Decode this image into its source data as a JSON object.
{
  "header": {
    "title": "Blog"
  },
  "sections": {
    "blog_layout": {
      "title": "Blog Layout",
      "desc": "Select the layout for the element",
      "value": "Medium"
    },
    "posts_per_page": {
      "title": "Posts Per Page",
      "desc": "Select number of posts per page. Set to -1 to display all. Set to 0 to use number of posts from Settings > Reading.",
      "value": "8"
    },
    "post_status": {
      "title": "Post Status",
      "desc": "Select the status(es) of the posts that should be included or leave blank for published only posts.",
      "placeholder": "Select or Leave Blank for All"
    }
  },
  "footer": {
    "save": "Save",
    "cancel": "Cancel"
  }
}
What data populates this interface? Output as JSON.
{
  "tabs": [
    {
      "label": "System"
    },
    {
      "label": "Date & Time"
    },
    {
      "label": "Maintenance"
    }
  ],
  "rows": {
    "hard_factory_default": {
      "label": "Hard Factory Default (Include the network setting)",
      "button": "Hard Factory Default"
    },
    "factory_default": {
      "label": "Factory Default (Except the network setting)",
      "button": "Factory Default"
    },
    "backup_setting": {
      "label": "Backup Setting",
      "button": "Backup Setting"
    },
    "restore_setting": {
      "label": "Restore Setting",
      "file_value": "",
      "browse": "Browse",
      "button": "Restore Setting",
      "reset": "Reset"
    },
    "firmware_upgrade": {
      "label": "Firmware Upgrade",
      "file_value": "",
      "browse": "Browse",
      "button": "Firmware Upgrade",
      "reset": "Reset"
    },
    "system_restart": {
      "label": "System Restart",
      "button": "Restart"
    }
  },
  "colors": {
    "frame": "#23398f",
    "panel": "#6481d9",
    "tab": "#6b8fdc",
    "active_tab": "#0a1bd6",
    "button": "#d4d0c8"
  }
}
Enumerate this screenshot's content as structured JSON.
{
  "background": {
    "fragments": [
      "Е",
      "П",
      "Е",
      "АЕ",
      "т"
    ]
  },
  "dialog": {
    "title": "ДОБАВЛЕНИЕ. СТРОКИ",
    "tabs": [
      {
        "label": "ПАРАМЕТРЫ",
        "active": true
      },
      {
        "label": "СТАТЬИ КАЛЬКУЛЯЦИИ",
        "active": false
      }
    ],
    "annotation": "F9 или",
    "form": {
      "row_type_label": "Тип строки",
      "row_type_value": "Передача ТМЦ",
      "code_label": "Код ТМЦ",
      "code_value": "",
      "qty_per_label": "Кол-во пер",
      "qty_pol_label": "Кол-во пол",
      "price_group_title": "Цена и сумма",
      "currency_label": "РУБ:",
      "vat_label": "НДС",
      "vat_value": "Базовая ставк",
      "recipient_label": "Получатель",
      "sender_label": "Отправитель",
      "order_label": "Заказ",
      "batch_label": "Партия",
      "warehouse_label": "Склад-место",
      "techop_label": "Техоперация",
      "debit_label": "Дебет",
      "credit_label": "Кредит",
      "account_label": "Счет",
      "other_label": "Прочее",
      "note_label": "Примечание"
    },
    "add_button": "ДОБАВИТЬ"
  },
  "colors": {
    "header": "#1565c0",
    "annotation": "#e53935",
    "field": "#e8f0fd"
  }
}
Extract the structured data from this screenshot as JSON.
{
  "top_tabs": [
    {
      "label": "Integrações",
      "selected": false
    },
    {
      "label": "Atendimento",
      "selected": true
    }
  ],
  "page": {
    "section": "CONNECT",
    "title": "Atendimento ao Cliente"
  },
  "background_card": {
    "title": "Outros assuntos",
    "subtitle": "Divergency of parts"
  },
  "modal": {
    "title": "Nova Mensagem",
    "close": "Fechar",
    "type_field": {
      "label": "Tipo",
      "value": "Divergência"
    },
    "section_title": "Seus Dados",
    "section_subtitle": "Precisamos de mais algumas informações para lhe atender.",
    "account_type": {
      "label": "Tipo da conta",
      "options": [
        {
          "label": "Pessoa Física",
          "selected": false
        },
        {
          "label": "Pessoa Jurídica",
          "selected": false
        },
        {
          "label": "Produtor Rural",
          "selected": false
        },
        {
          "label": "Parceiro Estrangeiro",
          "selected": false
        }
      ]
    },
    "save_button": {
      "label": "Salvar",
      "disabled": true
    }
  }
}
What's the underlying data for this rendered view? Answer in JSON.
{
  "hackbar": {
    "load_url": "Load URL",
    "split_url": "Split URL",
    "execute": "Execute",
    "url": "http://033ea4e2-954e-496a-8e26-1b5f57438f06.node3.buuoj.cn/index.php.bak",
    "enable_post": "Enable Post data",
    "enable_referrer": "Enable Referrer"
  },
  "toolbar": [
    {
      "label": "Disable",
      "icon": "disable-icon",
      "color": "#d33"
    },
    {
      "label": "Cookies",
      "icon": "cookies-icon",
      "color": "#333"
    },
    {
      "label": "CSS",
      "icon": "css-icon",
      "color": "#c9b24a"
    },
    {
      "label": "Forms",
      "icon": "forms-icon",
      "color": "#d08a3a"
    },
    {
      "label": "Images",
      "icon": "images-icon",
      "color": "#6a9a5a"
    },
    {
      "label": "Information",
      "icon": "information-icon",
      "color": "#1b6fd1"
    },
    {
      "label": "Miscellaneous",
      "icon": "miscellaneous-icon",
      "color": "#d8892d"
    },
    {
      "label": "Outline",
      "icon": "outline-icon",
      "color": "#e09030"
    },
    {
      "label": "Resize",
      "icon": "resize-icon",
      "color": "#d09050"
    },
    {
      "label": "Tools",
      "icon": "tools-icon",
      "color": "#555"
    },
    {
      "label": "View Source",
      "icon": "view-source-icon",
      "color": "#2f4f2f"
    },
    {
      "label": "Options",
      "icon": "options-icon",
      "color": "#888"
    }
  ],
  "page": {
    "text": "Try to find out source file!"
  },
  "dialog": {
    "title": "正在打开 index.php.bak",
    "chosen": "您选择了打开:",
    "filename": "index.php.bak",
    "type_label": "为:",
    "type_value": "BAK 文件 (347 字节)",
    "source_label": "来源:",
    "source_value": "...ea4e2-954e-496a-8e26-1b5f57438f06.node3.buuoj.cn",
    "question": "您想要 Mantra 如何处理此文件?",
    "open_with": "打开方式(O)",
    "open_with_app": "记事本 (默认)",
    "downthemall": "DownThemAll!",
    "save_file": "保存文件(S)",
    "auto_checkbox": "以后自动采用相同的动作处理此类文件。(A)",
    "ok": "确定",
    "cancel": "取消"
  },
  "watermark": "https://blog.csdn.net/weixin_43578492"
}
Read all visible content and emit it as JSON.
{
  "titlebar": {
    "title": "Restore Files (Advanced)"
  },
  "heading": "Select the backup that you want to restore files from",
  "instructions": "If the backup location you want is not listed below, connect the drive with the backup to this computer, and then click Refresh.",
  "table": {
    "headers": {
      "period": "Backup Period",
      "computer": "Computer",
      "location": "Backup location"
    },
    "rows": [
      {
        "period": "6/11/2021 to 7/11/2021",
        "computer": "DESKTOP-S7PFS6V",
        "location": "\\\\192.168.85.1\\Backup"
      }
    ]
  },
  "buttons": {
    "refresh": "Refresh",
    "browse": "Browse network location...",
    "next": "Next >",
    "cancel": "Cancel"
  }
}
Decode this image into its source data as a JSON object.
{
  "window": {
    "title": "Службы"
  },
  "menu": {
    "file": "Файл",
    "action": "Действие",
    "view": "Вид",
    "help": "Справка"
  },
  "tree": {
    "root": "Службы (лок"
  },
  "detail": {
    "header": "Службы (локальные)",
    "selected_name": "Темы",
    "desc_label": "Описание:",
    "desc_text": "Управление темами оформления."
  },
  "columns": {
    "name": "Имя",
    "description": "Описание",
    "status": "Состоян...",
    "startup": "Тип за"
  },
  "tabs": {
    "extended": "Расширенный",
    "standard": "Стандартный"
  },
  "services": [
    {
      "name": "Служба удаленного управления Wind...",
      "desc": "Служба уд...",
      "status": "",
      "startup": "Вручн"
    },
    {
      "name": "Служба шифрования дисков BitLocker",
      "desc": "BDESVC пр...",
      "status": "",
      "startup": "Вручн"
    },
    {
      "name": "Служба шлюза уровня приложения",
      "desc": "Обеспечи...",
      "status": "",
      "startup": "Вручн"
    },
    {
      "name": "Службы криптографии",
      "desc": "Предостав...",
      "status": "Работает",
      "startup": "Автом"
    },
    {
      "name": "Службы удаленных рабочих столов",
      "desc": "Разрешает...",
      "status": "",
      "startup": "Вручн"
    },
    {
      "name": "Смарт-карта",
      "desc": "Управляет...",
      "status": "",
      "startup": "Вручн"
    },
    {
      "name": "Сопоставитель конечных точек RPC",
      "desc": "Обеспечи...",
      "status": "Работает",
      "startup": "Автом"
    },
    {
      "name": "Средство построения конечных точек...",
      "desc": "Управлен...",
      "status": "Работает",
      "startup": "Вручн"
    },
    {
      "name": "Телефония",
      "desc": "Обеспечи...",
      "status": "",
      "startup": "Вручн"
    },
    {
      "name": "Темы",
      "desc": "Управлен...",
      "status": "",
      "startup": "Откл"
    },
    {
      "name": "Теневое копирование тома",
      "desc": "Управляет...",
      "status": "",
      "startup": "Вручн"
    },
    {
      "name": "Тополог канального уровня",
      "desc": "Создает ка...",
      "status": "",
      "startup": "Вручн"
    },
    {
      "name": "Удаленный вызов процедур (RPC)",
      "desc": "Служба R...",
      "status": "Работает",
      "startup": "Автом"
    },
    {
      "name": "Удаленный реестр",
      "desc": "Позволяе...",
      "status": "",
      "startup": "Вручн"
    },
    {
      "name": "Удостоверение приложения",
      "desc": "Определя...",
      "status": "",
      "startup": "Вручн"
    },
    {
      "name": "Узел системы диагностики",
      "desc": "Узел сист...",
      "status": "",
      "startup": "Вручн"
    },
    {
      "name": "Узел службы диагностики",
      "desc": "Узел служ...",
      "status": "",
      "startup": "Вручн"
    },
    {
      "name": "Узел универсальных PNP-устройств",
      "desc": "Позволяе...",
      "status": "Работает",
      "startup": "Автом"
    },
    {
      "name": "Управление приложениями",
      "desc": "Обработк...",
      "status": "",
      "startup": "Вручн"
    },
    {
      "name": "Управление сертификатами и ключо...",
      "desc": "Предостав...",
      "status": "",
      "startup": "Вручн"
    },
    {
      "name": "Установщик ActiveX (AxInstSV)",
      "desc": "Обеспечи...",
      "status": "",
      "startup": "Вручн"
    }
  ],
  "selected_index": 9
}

• • •

> **Task requirements**
What is the number of lines in the data above that include the word "Удаленный"? Answer with that number only.

> **Problem solution**
2